Cuando en la montaña soplaba el viento más fuerte, cuando eran menos las casas que adornaban sus faldas, cuandoEl Palo del Ahorcado comenzó a ser el símbolo de una comunidad de desplazados por la violencia, un grupo de profesores llegó a sembrar la paz.
Eso pasó hace más de 30 años. Leonidas Ospina, licenciado en Ciencias Sociales de la Universidad Distrital, se sentó en un escritorio atestado de papeles y recordó la historia. Al comienzo, la idea era solo desarrollar un proyecto de liderazgo con estudiantes de último grado de la zona, pero el clamor de los habitantes, al ver que gente preparada llegaba a una zona olvidada, terminó en un colegio: el Instituto Cerros del Sur (Ices).
Todo era difícil en 1974. Por entonces, Evaristo Bernate, licenciado en Filosofía y Letras de la Universidad San Buenaventura, soñaba con una escuela en la cual la comunidad fuera su pilar. ¡Qué mejor que la localidad de Ciudad Bolívar para erigir ese propósito! “Él conocía la zona, la labor de muchos sacerdotes –apunta Leonidas–; sabía que era posible una escuela con proyección comunitaria”.

· · ·

- [EJERCICIO ESCRITO 1] Resume en pocas líneas el párrafo del documento fuente que comienza con "Eso pasó hace más de 30 años" y conserva sus datos principales.
- [EJERCICIO ESCRITO 2] Transcribe del documento fuente el fragmento que comienza en "Cuando en la" y termina en "del Sur (Ices).".
- [EJERCICIO ESCRITO 3] De acuerdo con el documento fuente, ¿por qué el proyecto de liderazgo acabó convirtiéndose en un colegio? Explícalo en una a tres oraciones.

- [DATOS PROPORCIONADOS]
· · ·

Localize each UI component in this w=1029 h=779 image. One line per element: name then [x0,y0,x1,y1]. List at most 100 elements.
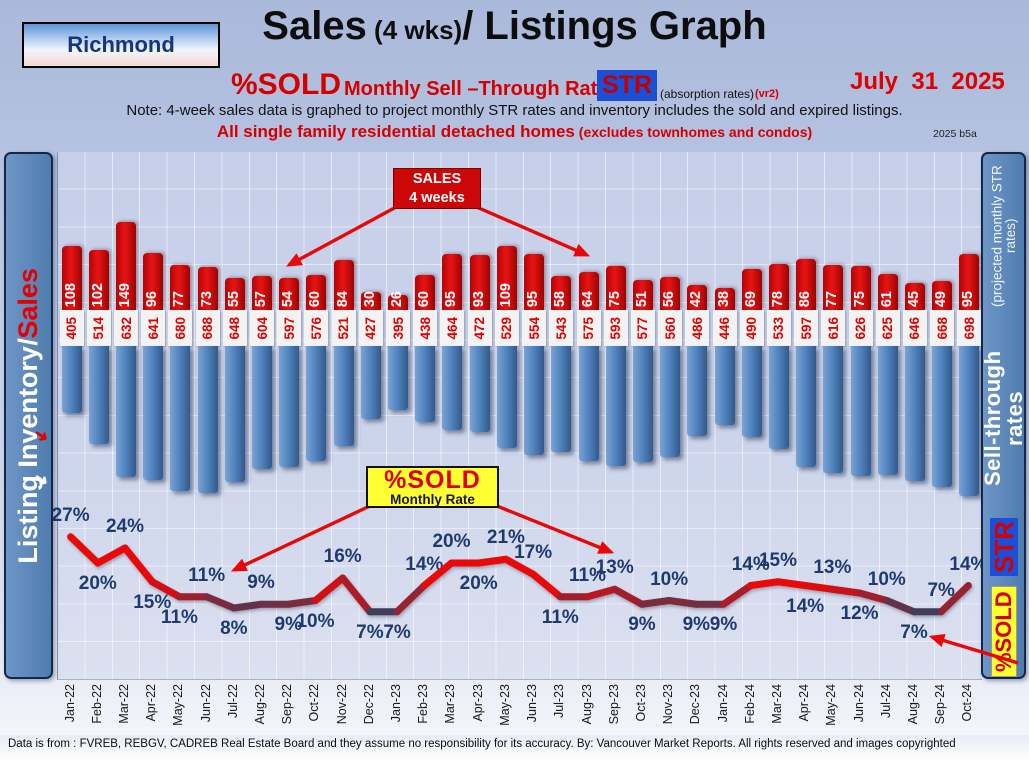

· · ·

- [RESULTADO 1] Hace más de 30 años, según recuerda Leonidas Ospina, licenciado en Ciencias Sociales de la Universidad Distrital, se planeó un proyecto de liderazgo con estudiantes de último grado de la zona. El clamor de los habitantes, al ver llegar gente preparada a una zona olvidada, lo convirtió en un colegio: el Instituto Cerros del Sur (Ices).

- [RESULTADO 2]
Cuando en la montaña soplaba el viento más fuerte, cuando eran menos las casas que adornaban sus faldas, cuandoEl Palo del Ahorcado comenzó a ser el símbolo de una comunidad de desplazados por la violencia, un grupo de profesores llegó a sembrar la paz.
Eso pasó hace más de 30 años. Leonidas Ospina, licenciado en Ciencias Sociales de la Universidad Distrital, se sentó en un escritorio atestado de papeles y recordó la historia. Al comienzo, la idea era solo desarrollar un proyecto de liderazgo con estudiantes de último grado de la zona, pero el clamor de los habitantes, al ver que gente preparada llegaba a una zona olvidada, terminó en un colegio: el Instituto Cerros del Sur (Ices).

- [RESULTADO 3] El proyecto se convirtió en un colegio por el clamor de los habitantes al ver que llegaba gente preparada a una zona olvidada. Así surgió el Instituto Cerros del Sur (Ices).